▶ _WHAT THE EXERCISE ASKS_
Gather each line in the entries that includes the string "Load".

▶ _Stored data entries_
-------------------------

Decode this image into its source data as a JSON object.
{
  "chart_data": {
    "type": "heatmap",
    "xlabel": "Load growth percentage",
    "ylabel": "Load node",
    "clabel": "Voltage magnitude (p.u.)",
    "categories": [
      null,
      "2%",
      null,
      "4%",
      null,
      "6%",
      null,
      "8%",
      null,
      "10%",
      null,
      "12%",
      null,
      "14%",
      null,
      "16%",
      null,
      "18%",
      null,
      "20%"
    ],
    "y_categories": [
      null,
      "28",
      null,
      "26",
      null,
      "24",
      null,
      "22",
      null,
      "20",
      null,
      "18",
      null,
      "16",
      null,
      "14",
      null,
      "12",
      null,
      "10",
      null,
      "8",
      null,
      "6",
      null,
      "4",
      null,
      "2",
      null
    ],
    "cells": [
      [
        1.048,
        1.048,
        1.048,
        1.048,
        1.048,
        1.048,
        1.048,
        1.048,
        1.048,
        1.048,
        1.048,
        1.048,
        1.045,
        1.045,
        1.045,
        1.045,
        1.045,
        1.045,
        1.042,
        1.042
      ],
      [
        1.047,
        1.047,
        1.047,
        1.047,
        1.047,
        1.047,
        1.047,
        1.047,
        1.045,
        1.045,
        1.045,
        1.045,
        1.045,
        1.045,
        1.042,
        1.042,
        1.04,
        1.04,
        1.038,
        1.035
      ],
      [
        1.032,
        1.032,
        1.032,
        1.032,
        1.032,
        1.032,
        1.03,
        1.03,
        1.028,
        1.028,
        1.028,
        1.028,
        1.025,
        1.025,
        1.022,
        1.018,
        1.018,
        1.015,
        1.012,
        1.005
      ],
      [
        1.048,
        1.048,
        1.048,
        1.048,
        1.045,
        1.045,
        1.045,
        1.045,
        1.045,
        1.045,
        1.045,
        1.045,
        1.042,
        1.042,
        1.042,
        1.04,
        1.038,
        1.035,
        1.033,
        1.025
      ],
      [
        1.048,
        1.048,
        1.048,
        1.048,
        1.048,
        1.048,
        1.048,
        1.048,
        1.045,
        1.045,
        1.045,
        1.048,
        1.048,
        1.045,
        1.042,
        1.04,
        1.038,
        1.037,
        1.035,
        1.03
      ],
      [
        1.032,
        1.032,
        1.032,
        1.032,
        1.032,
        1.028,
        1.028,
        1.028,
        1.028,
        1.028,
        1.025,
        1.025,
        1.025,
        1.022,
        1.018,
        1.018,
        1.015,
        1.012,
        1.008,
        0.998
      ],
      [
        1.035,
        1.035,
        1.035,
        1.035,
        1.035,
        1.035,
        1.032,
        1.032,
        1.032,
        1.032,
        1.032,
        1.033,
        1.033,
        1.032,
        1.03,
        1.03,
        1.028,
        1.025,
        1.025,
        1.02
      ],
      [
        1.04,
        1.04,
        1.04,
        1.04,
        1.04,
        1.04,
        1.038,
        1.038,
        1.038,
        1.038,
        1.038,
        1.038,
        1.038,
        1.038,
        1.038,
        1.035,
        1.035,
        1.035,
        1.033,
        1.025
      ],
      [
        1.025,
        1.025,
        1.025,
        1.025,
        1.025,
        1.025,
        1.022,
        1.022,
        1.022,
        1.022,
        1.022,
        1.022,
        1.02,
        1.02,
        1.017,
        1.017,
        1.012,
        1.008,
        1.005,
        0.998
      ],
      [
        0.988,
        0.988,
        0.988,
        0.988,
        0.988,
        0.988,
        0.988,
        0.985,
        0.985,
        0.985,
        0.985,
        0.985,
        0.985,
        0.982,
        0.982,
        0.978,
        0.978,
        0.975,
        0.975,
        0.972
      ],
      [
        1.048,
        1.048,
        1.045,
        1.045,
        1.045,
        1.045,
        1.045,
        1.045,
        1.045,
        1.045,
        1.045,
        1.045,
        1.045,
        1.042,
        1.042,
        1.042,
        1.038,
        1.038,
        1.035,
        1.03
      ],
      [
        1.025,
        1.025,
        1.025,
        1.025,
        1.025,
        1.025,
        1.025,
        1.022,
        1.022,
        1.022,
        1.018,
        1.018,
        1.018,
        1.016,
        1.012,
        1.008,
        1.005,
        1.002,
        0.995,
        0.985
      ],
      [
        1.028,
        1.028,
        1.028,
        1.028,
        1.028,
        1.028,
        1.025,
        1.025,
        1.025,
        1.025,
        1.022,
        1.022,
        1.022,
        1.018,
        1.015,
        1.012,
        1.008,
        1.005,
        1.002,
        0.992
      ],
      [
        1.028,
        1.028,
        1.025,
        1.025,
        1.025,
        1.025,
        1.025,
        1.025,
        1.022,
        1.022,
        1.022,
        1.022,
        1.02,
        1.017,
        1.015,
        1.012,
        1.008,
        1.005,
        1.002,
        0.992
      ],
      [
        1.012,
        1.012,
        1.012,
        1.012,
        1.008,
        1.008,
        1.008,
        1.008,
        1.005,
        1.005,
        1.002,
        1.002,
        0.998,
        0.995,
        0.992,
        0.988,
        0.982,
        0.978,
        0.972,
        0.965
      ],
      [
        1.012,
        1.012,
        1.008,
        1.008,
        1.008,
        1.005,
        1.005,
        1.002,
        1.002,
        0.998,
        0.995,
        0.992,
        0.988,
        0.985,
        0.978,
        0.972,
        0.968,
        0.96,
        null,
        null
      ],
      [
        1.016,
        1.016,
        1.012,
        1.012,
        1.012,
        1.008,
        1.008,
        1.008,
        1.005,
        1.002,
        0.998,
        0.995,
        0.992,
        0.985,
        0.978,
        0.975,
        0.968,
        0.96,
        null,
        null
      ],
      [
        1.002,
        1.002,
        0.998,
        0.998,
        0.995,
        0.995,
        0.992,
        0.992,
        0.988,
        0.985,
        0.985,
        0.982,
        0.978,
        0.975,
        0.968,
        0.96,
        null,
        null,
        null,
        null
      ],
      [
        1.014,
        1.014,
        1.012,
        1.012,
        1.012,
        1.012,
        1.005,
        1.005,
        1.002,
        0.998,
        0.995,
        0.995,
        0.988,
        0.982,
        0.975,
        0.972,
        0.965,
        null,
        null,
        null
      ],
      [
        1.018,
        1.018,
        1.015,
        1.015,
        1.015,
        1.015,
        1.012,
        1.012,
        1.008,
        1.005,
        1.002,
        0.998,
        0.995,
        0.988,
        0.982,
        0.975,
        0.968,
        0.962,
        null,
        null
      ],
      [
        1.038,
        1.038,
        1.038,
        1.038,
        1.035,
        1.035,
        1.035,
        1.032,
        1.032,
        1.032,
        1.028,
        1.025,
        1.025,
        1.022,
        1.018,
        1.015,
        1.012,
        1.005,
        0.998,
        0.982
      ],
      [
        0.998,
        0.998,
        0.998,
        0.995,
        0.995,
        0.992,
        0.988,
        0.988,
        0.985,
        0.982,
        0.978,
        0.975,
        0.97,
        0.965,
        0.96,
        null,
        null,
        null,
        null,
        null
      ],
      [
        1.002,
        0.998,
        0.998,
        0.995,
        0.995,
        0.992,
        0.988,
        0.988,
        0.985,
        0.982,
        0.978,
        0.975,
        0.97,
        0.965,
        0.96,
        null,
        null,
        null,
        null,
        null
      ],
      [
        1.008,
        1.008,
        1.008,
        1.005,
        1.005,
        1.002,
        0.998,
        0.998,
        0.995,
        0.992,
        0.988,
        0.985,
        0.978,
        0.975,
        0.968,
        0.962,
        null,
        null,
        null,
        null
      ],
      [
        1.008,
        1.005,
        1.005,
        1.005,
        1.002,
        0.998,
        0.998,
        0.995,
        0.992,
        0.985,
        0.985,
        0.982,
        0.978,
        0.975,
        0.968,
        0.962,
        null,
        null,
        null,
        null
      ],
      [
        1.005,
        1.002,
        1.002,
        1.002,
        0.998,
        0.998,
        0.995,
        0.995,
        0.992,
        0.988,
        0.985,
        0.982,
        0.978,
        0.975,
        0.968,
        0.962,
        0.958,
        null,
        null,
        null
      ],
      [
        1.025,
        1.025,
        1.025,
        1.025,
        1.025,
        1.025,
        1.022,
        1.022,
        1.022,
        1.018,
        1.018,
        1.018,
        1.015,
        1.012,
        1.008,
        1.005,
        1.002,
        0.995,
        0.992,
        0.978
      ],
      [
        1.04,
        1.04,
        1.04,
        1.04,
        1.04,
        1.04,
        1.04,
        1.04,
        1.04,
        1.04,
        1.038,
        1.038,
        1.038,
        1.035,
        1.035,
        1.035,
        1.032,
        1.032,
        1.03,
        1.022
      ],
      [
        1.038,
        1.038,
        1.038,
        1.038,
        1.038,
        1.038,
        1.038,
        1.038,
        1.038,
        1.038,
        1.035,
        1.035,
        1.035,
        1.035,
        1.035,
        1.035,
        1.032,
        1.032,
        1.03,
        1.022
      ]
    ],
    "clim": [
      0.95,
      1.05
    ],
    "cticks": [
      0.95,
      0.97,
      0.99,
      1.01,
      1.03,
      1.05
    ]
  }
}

-------------------------

▶ _THE SOLUTION_
    "xlabel": "Load growth percentage",
    "ylabel": "Load node",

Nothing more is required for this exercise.